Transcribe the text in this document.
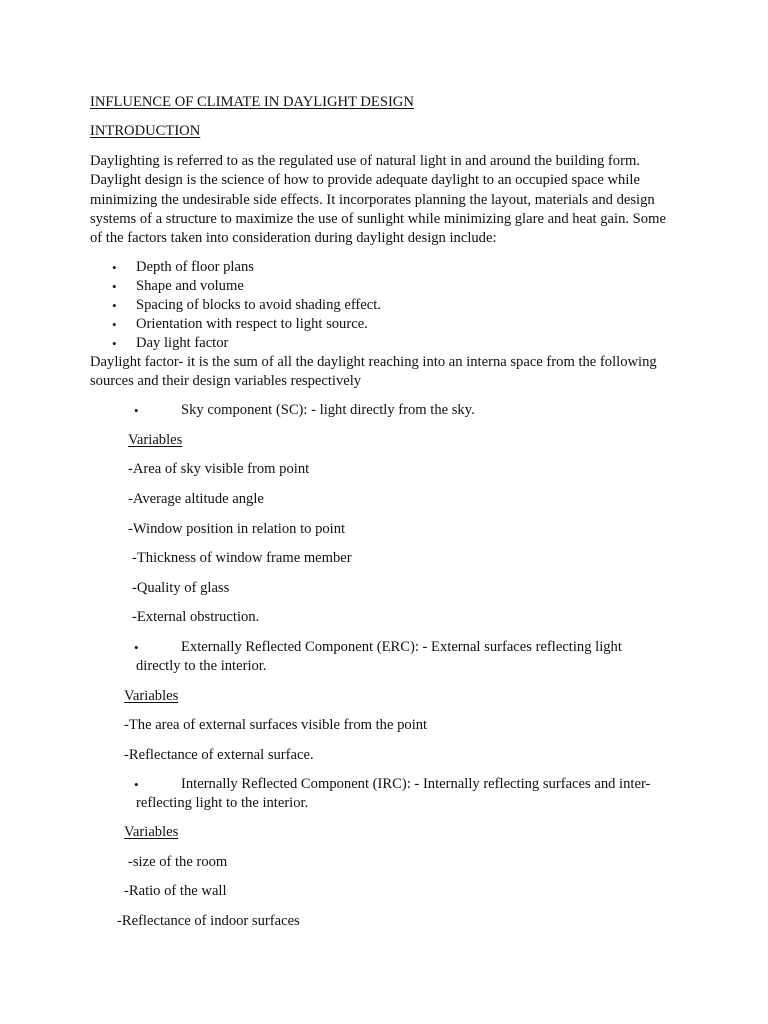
INFLUENCE OF CLIMATE IN DAYLIGHT DESIGN
INTRODUCTION
Daylighting is referred to as the regulated use of natural light in and around the building form. Daylight design is the science of how to provide adequate daylight to an occupied space while minimizing the undesirable side effects. It incorporates planning the layout, materials and design systems of a structure to maximize the use of sunlight while minimizing glare and heat gain. Some of the factors taken into consideration during daylight design include:
• Depth of floor plans
• Shape and volume
• Spacing of blocks to avoid shading effect.
• Orientation with respect to light source.
• Day light factor
Daylight factor- it is the sum of all the daylight reaching into an interna space from the following sources and their design variables respectively
•	Sky component (SC): - light directly from the sky.
Variables
-Area of sky visible from point
-Average altitude angle
-Window position in relation to point
-Thickness of window frame member
-Quality of glass
-External obstruction.
•	Externally Reflected Component (ERC): - External surfaces reflecting light
directly to the interior.
Variables
-The area of external surfaces visible from the point
-Reflectance of external surface.
•	Internally Reflected Component (IRC): - Internally reflecting surfaces and inter-
reflecting light to the interior.
Variables
-size of the room
-Ratio of the wall
-Reflectance of indoor surfaces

--- --- ---

▶ [WHAT YOU WILL DO]: Among the records above, find each line holding the string "Reflectance" and pull it out.

▶ [RESPONSE TO THE EXERCISE]:
-Reflectance of external surface.
-Reflectance of indoor surfaces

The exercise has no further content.